## RECORDS FOR THIS EXERCISE

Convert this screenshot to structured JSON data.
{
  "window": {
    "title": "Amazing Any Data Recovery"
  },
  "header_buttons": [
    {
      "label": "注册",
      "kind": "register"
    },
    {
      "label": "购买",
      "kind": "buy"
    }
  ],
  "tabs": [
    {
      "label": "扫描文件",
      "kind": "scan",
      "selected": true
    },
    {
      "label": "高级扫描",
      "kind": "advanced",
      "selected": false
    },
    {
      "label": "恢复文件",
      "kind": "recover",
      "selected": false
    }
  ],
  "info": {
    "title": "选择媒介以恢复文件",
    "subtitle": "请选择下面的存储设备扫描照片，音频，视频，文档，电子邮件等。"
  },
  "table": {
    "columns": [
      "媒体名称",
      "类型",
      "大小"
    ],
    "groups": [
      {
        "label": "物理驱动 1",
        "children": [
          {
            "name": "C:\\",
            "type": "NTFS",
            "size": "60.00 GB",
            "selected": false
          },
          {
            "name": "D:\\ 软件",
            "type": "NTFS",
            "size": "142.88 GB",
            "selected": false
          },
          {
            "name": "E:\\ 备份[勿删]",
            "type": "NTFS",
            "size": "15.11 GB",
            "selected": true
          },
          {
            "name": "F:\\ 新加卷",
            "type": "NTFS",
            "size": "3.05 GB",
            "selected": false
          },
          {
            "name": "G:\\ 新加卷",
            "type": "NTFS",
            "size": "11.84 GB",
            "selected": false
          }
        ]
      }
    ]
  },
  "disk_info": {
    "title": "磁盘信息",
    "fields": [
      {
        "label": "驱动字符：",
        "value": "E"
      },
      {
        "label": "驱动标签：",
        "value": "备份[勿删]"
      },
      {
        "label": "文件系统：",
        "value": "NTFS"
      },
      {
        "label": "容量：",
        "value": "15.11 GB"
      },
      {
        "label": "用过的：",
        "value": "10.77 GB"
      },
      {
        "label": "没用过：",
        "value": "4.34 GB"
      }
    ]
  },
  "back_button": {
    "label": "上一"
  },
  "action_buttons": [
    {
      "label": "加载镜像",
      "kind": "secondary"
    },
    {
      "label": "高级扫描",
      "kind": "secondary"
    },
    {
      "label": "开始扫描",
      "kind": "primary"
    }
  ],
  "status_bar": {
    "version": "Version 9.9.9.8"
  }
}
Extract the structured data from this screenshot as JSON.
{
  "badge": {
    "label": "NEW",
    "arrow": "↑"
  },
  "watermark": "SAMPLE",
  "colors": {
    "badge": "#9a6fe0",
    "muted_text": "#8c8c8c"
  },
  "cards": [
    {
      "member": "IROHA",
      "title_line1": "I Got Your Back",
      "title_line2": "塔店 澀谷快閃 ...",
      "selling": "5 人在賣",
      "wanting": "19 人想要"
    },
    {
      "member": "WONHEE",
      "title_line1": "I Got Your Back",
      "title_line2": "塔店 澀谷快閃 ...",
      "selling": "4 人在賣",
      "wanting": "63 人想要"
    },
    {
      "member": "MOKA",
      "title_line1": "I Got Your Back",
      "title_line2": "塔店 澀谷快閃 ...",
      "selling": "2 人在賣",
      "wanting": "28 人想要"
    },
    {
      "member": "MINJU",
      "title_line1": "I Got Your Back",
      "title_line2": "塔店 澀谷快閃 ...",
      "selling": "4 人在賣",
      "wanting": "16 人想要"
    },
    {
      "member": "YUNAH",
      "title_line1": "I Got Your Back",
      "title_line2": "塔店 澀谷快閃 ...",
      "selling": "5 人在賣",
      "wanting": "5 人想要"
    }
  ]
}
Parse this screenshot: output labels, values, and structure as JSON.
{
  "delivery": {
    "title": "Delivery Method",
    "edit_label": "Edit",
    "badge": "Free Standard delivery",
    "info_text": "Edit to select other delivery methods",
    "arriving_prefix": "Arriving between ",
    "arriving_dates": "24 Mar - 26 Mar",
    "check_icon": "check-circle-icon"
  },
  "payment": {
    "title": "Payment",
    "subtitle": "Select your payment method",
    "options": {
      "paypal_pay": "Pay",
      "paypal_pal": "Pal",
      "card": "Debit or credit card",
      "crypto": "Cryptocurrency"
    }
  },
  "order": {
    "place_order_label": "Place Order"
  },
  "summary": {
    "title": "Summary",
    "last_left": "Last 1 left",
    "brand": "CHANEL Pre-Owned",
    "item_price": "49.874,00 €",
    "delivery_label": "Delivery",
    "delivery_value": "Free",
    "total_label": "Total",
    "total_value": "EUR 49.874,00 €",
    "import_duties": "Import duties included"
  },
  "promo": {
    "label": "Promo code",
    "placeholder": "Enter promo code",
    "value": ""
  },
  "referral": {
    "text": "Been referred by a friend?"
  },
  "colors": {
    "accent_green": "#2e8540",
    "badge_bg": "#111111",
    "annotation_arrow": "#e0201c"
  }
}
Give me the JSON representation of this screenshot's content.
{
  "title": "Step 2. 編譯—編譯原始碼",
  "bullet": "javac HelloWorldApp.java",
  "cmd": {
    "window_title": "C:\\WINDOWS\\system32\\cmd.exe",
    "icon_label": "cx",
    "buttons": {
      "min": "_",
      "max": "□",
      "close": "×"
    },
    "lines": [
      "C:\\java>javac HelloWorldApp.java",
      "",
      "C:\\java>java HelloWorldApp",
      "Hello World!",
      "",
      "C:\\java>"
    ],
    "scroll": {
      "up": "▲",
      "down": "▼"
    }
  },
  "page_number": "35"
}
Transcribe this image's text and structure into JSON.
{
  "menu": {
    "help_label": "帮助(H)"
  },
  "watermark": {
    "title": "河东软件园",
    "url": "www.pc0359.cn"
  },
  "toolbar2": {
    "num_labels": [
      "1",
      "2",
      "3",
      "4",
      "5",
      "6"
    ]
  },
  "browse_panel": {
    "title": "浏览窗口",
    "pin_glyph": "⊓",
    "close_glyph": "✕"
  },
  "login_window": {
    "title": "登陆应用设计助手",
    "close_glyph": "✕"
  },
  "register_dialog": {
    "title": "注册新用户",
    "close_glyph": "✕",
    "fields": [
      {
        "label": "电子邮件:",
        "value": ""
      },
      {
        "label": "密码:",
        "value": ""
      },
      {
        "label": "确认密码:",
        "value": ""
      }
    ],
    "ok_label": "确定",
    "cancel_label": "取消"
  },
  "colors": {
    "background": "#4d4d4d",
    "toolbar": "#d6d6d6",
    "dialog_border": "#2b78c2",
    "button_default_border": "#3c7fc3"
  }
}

## EXERCISE INSTRUCTIONS
Give an exact copy of all the data shown above.

## THE ANSWER
Convert this screenshot to structured JSON data.
{
  "window": {
    "title": "Amazing Any Data Recovery"
  },
  "header_buttons": [
    {
      "label": "注册",
      "kind": "register"
    },
    {
      "label": "购买",
      "kind": "buy"
    }
  ],
  "tabs": [
    {
      "label": "扫描文件",
      "kind": "scan",
      "selected": true
    },
    {
      "label": "高级扫描",
      "kind": "advanced",
      "selected": false
    },
    {
      "label": "恢复文件",
      "kind": "recover",
      "selected": false
    }
  ],
  "info": {
    "title": "选择媒介以恢复文件",
    "subtitle": "请选择下面的存储设备扫描照片，音频，视频，文档，电子邮件等。"
  },
  "table": {
    "columns": [
      "媒体名称",
      "类型",
      "大小"
    ],
    "groups": [
      {
        "label": "物理驱动 1",
        "children": [
          {
            "name": "C:\\",
            "type": "NTFS",
            "size": "60.00 GB",
            "selected": false
          },
          {
            "name": "D:\\ 软件",
            "type": "NTFS",
            "size": "142.88 GB",
            "selected": false
          },
          {
            "name": "E:\\ 备份[勿删]",
            "type": "NTFS",
            "size": "15.11 GB",
            "selected": true
          },
          {
            "name": "F:\\ 新加卷",
            "type": "NTFS",
            "size": "3.05 GB",
            "selected": false
          },
          {
            "name": "G:\\ 新加卷",
            "type": "NTFS",
            "size": "11.84 GB",
            "selected": false
          }
        ]
      }
    ]
  },
  "disk_info": {
    "title": "磁盘信息",
    "fields": [
      {
        "label": "驱动字符：",
        "value": "E"
      },
      {
        "label": "驱动标签：",
        "value": "备份[勿删]"
      },
      {
        "label": "文件系统：",
        "value": "NTFS"
      },
      {
        "label": "容量：",
        "value": "15.11 GB"
      },
      {
        "label": "用过的：",
        "value": "10.77 GB"
      },
      {
        "label": "没用过：",
        "value": "4.34 GB"
      }
    ]
  },
  "back_button": {
    "label": "上一"
  },
  "action_buttons": [
    {
      "label": "加载镜像",
      "kind": "secondary"
    },
    {
      "label": "高级扫描",
      "kind": "secondary"
    },
    {
      "label": "开始扫描",
      "kind": "primary"
    }
  ],
  "status_bar": {
    "version": "Version 9.9.9.8"
  }
}
Extract the structured data from this screenshot as JSON.
{
  "badge": {
    "label": "NEW",
    "arrow": "↑"
  },
  "watermark": "SAMPLE",
  "colors": {
    "badge": "#9a6fe0",
    "muted_text": "#8c8c8c"
  },
  "cards": [
    {
      "member": "IROHA",
      "title_line1": "I Got Your Back",
      "title_line2": "塔店 澀谷快閃 ...",
      "selling": "5 人在賣",
      "wanting": "19 人想要"
    },
    {
      "member": "WONHEE",
      "title_line1": "I Got Your Back",
      "title_line2": "塔店 澀谷快閃 ...",
      "selling": "4 人在賣",
      "wanting": "63 人想要"
    },
    {
      "member": "MOKA",
      "title_line1": "I Got Your Back",
      "title_line2": "塔店 澀谷快閃 ...",
      "selling": "2 人在賣",
      "wanting": "28 人想要"
    },
    {
      "member": "MINJU",
      "title_line1": "I Got Your Back",
      "title_line2": "塔店 澀谷快閃 ...",
      "selling": "4 人在賣",
      "wanting": "16 人想要"
    },
    {
      "member": "YUNAH",
      "title_line1": "I Got Your Back",
      "title_line2": "塔店 澀谷快閃 ...",
      "selling": "5 人在賣",
      "wanting": "5 人想要"
    }
  ]
}
Parse this screenshot: output labels, values, and structure as JSON.
{
  "delivery": {
    "title": "Delivery Method",
    "edit_label": "Edit",
    "badge": "Free Standard delivery",
    "info_text": "Edit to select other delivery methods",
    "arriving_prefix": "Arriving between ",
    "arriving_dates": "24 Mar - 26 Mar",
    "check_icon": "check-circle-icon"
  },
  "payment": {
    "title": "Payment",
    "subtitle": "Select your payment method",
    "options": {
      "paypal_pay": "Pay",
      "paypal_pal": "Pal",
      "card": "Debit or credit card",
      "crypto": "Cryptocurrency"
    }
  },
  "order": {
    "place_order_label": "Place Order"
  },
  "summary": {
    "title": "Summary",
    "last_left": "Last 1 left",
    "brand": "CHANEL Pre-Owned",
    "item_price": "49.874,00 €",
    "delivery_label": "Delivery",
    "delivery_value": "Free",
    "total_label": "Total",
    "total_value": "EUR 49.874,00 €",
    "import_duties": "Import duties included"
  },
  "promo": {
    "label": "Promo code",
    "placeholder": "Enter promo code",
    "value": ""
  },
  "referral": {
    "text": "Been referred by a friend?"
  },
  "colors": {
    "accent_green": "#2e8540",
    "badge_bg": "#111111",
    "annotation_arrow": "#e0201c"
  }
}
Give me the JSON representation of this screenshot's content.
{
  "title": "Step 2. 編譯—編譯原始碼",
  "bullet": "javac HelloWorldApp.java",
  "cmd": {
    "window_title": "C:\\WINDOWS\\system32\\cmd.exe",
    "icon_label": "cx",
    "buttons": {
      "min": "_",
      "max": "□",
      "close": "×"
    },
    "lines": [
      "C:\\java>javac HelloWorldApp.java",
      "",
      "C:\\java>java HelloWorldApp",
      "Hello World!",
      "",
      "C:\\java>"
    ],
    "scroll": {
      "up": "▲",
      "down": "▼"
    }
  },
  "page_number": "35"
}
Transcribe this image's text and structure into JSON.
{
  "menu": {
    "help_label": "帮助(H)"
  },
  "watermark": {
    "title": "河东软件园",
    "url": "www.pc0359.cn"
  },
  "toolbar2": {
    "num_labels": [
      "1",
      "2",
      "3",
      "4",
      "5",
      "6"
    ]
  },
  "browse_panel": {
    "title": "浏览窗口",
    "pin_glyph": "⊓",
    "close_glyph": "✕"
  },
  "login_window": {
    "title": "登陆应用设计助手",
    "close_glyph": "✕"
  },
  "register_dialog": {
    "title": "注册新用户",
    "close_glyph": "✕",
    "fields": [
      {
        "label": "电子邮件:",
        "value": ""
      },
      {
        "label": "密码:",
        "value": ""
      },
      {
        "label": "确认密码:",
        "value": ""
      }
    ],
    "ok_label": "确定",
    "cancel_label": "取消"
  },
  "colors": {
    "background": "#4d4d4d",
    "toolbar": "#d6d6d6",
    "dialog_border": "#2b78c2",
    "button_default_border": "#3c7fc3"
  }
}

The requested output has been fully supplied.